■ AIM OF THE TASK:
Reproduce every entry below precisely; do not include the pictures.

■ DATA TO USE:
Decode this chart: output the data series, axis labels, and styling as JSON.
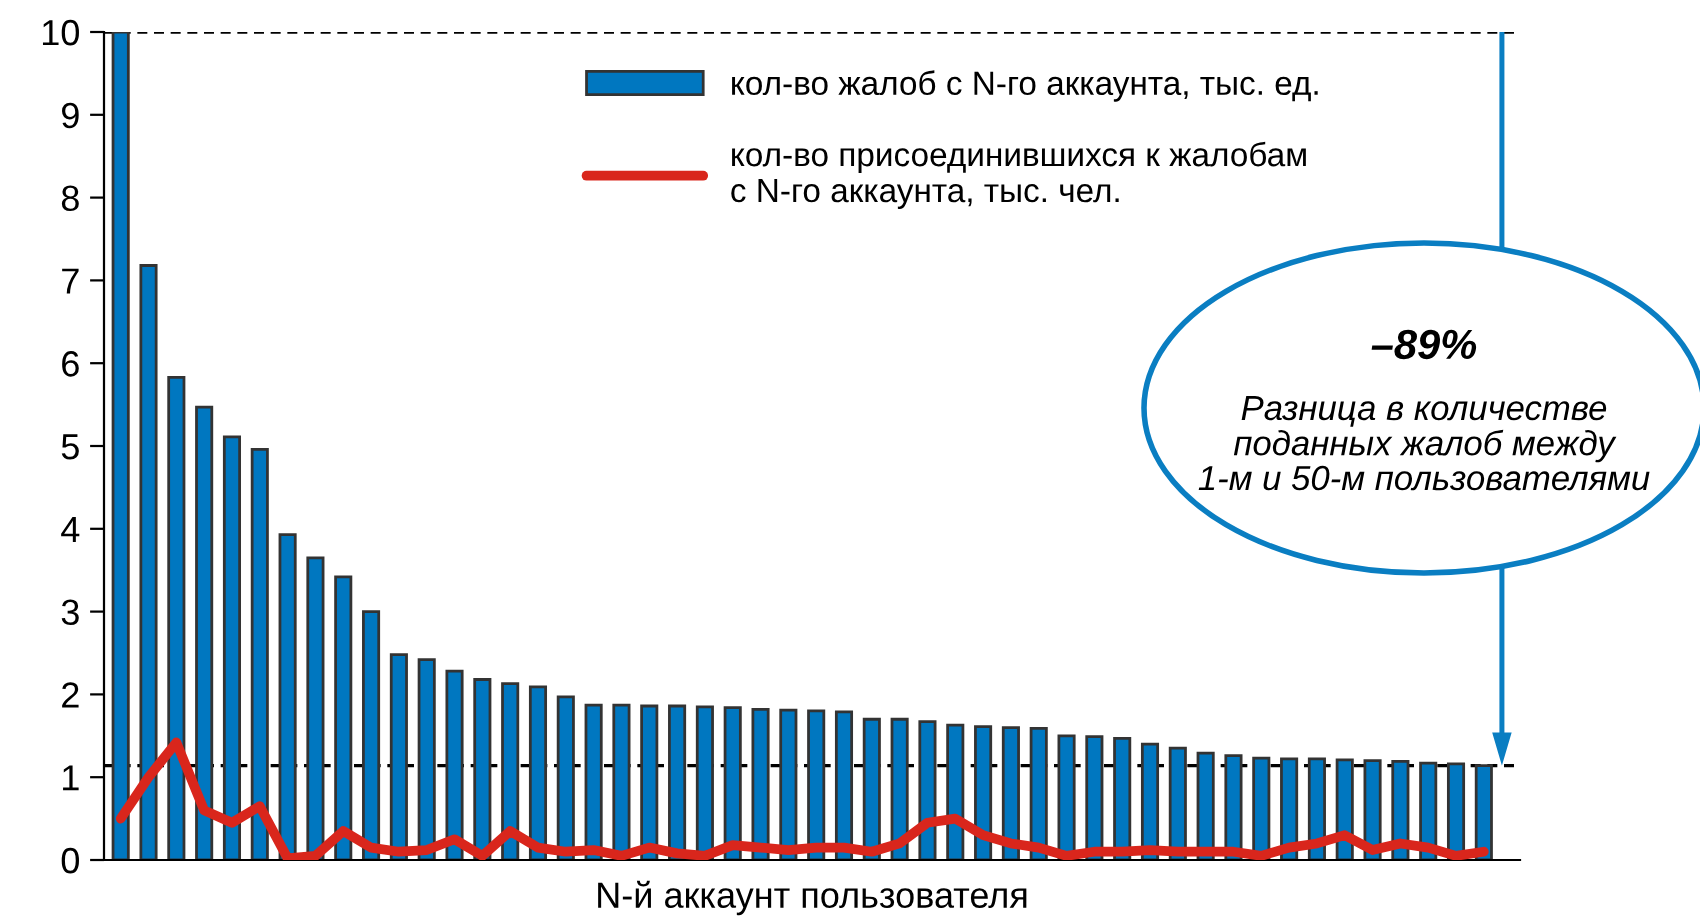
{
  "chart_data": {
    "type": "bar",
    "xlabel": "N-й аккаунт пользователя",
    "categories": [
      null,
      null,
      null,
      null,
      null,
      null,
      null,
      null,
      null,
      null,
      null,
      null,
      null,
      null,
      null,
      null,
      null,
      null,
      null,
      null,
      null,
      null,
      null,
      null,
      null,
      null,
      null,
      null,
      null,
      null,
      null,
      null,
      null,
      null,
      null,
      null,
      null,
      null,
      null,
      null,
      null,
      null,
      null,
      null,
      null,
      null,
      null,
      null,
      null,
      null
    ],
    "series": [
      {
        "name": "кол-во жалоб с N-го аккаунта, тыс. ед.",
        "color": "#0077c0",
        "values": [
          10,
          7.18,
          5.83,
          5.47,
          5.11,
          4.96,
          3.93,
          3.65,
          3.42,
          3.0,
          2.48,
          2.42,
          2.28,
          2.18,
          2.13,
          2.09,
          1.97,
          1.87,
          1.87,
          1.86,
          1.86,
          1.85,
          1.84,
          1.82,
          1.81,
          1.8,
          1.79,
          1.7,
          1.7,
          1.67,
          1.63,
          1.61,
          1.6,
          1.59,
          1.5,
          1.49,
          1.47,
          1.4,
          1.35,
          1.29,
          1.26,
          1.23,
          1.22,
          1.22,
          1.21,
          1.2,
          1.19,
          1.17,
          1.16,
          1.14
        ]
      },
      {
        "name": "кол-во присоединившихся к жалобам\nс N-го аккаунта, тыс. чел.",
        "color": "#d9261c",
        "type": "line",
        "values": [
          0.5,
          1.0,
          1.42,
          0.6,
          0.45,
          0.65,
          0.02,
          0.05,
          0.35,
          0.15,
          0.1,
          0.12,
          0.25,
          0.05,
          0.35,
          0.15,
          0.1,
          0.12,
          0.05,
          0.15,
          0.08,
          0.05,
          0.18,
          0.15,
          0.12,
          0.15,
          0.15,
          0.1,
          0.2,
          0.45,
          0.5,
          0.3,
          0.2,
          0.15,
          0.05,
          0.1,
          0.1,
          0.12,
          0.1,
          0.1,
          0.1,
          0.05,
          0.15,
          0.2,
          0.3,
          0.12,
          0.2,
          0.15,
          0.05,
          0.1
        ]
      }
    ],
    "ylim": [
      0,
      10
    ],
    "yticks": [
      0,
      1,
      2,
      3,
      4,
      5,
      6,
      7,
      8,
      9,
      10
    ],
    "grid": false,
    "legend": "top",
    "ref_lines": [
      {
        "axis": "y",
        "value": 10,
        "color": "#000000",
        "line_style": "dashed"
      },
      {
        "axis": "y",
        "value": 1.14,
        "color": "#000000",
        "line_style": "dashed"
      }
    ],
    "annotations": [
      "–89%",
      "Разница в количестве\nподанных жалоб между\n1-м и 50-м пользователями"
    ]
  }
}
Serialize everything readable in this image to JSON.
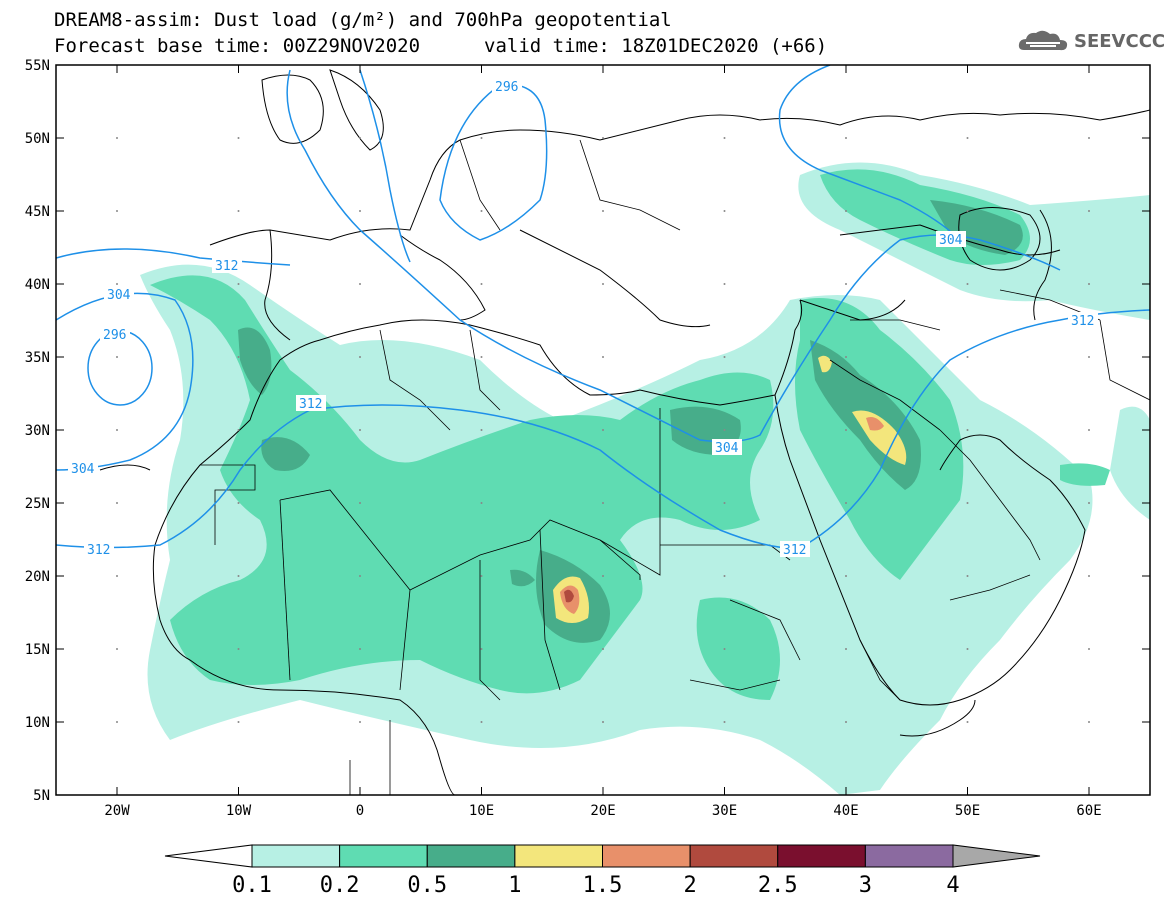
{
  "header": {
    "title_line1": "DREAM8-assim: Dust load (g/m²) and 700hPa geopotential",
    "title_line2": "Forecast base time: 00Z29NOV2020",
    "valid_time": "valid time: 18Z01DEC2020 (+66)"
  },
  "logo": {
    "text": "SEEVCCC",
    "icon": "cloud-icon"
  },
  "map": {
    "lat_labels": [
      "55N",
      "50N",
      "45N",
      "40N",
      "35N",
      "30N",
      "25N",
      "20N",
      "15N",
      "10N",
      "5N"
    ],
    "lon_labels": [
      "20W",
      "10W",
      "0",
      "10E",
      "20E",
      "30E",
      "40E",
      "50E",
      "60E"
    ],
    "contour_labels": [
      "296",
      "304",
      "312",
      "312",
      "296",
      "304",
      "312",
      "304",
      "312",
      "304",
      "312"
    ],
    "colors": {
      "coast": "#000000",
      "contour": "#1e90e8",
      "dust_0_1": "#b7f0e4",
      "dust_0_2": "#5fdcb2",
      "dust_0_5": "#47ad8a",
      "dust_1": "#f3e67c",
      "dust_1_5": "#e8906a",
      "dust_2": "#b04a3e"
    }
  },
  "colorbar": {
    "labels": [
      "0.1",
      "0.2",
      "0.5",
      "1",
      "1.5",
      "2",
      "2.5",
      "3",
      "4"
    ],
    "colors": [
      "#b7f0e4",
      "#5fdcb2",
      "#47ad8a",
      "#f3e67c",
      "#e8906a",
      "#b04a3e",
      "#7a0f2e",
      "#8b6aa0"
    ]
  }
}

■ CORRECT RESULT:
Decode this chart: output the data series, axis labels, and styling as JSON.
{
  "chart_data": {
    "type": "bar",
    "xlabel": "N-й аккаунт пользователя",
    "categories": [
      null,
      null,
      null,
      null,
      null,
      null,
      null,
      null,
      null,
      null,
      null,
      null,
      null,
      null,
      null,
      null,
      null,
      null,
      null,
      null,
      null,
      null,
      null,
      null,
      null,
      null,
      null,
      null,
      null,
      null,
      null,
      null,
      null,
      null,
      null,
      null,
      null,
      null,
      null,
      null,
      null,
      null,
      null,
      null,
      null,
      null,
      null,
      null,
      null,
      null
    ],
    "series": [
      {
        "name": "кол-во жалоб с N-го аккаунта, тыс. ед.",
        "color": "#0077c0",
        "values": [
          10,
          7.18,
          5.83,
          5.47,
          5.11,
          4.96,
          3.93,
          3.65,
          3.42,
          3.0,
          2.48,
          2.42,
          2.28,
          2.18,
          2.13,
          2.09,
          1.97,
          1.87,
          1.87,
          1.86,
          1.86,
          1.85,
          1.84,
          1.82,
          1.81,
          1.8,
          1.79,
          1.7,
          1.7,
          1.67,
          1.63,
          1.61,
          1.6,
          1.59,
          1.5,
          1.49,
          1.47,
          1.4,
          1.35,
          1.29,
          1.26,
          1.23,
          1.22,
          1.22,
          1.21,
          1.2,
          1.19,
          1.17,
          1.16,
          1.14
        ]
      },
      {
        "name": "кол-во присоединившихся к жалобам\nс N-го аккаунта, тыс. чел.",
        "color": "#d9261c",
        "type": "line",
        "values": [
          0.5,
          1.0,
          1.42,
          0.6,
          0.45,
          0.65,
          0.02,
          0.05,
          0.35,
          0.15,
          0.1,
          0.12,
          0.25,
          0.05,
          0.35,
          0.15,
          0.1,
          0.12,
          0.05,
          0.15,
          0.08,
          0.05,
          0.18,
          0.15,
          0.12,
          0.15,
          0.15,
          0.1,
          0.2,
          0.45,
          0.5,
          0.3,
          0.2,
          0.15,
          0.05,
          0.1,
          0.1,
          0.12,
          0.1,
          0.1,
          0.1,
          0.05,
          0.15,
          0.2,
          0.3,
          0.12,
          0.2,
          0.15,
          0.05,
          0.1
        ]
      }
    ],
    "ylim": [
      0,
      10
    ],
    "yticks": [
      0,
      1,
      2,
      3,
      4,
      5,
      6,
      7,
      8,
      9,
      10
    ],
    "grid": false,
    "legend": "top",
    "ref_lines": [
      {
        "axis": "y",
        "value": 10,
        "color": "#000000",
        "line_style": "dashed"
      },
      {
        "axis": "y",
        "value": 1.14,
        "color": "#000000",
        "line_style": "dashed"
      }
    ],
    "annotations": [
      "–89%",
      "Разница в количестве\nподанных жалоб между\n1-м и 50-м пользователями"
    ]
  }
}
Serialize everything readable in this image to JSON.
{
  "header": {
    "title_line1": "DREAM8-assim: Dust load (g/m²) and 700hPa geopotential",
    "title_line2": "Forecast base time: 00Z29NOV2020",
    "valid_time": "valid time: 18Z01DEC2020 (+66)"
  },
  "logo": {
    "text": "SEEVCCC",
    "icon": "cloud-icon"
  },
  "map": {
    "lat_labels": [
      "55N",
      "50N",
      "45N",
      "40N",
      "35N",
      "30N",
      "25N",
      "20N",
      "15N",
      "10N",
      "5N"
    ],
    "lon_labels": [
      "20W",
      "10W",
      "0",
      "10E",
      "20E",
      "30E",
      "40E",
      "50E",
      "60E"
    ],
    "contour_labels": [
      "296",
      "304",
      "312",
      "312",
      "296",
      "304",
      "312",
      "304",
      "312",
      "304",
      "312"
    ],
    "colors": {
      "coast": "#000000",
      "contour": "#1e90e8",
      "dust_0_1": "#b7f0e4",
      "dust_0_2": "#5fdcb2",
      "dust_0_5": "#47ad8a",
      "dust_1": "#f3e67c",
      "dust_1_5": "#e8906a",
      "dust_2": "#b04a3e"
    }
  },
  "colorbar": {
    "labels": [
      "0.1",
      "0.2",
      "0.5",
      "1",
      "1.5",
      "2",
      "2.5",
      "3",
      "4"
    ],
    "colors": [
      "#b7f0e4",
      "#5fdcb2",
      "#47ad8a",
      "#f3e67c",
      "#e8906a",
      "#b04a3e",
      "#7a0f2e",
      "#8b6aa0"
    ]
  }
}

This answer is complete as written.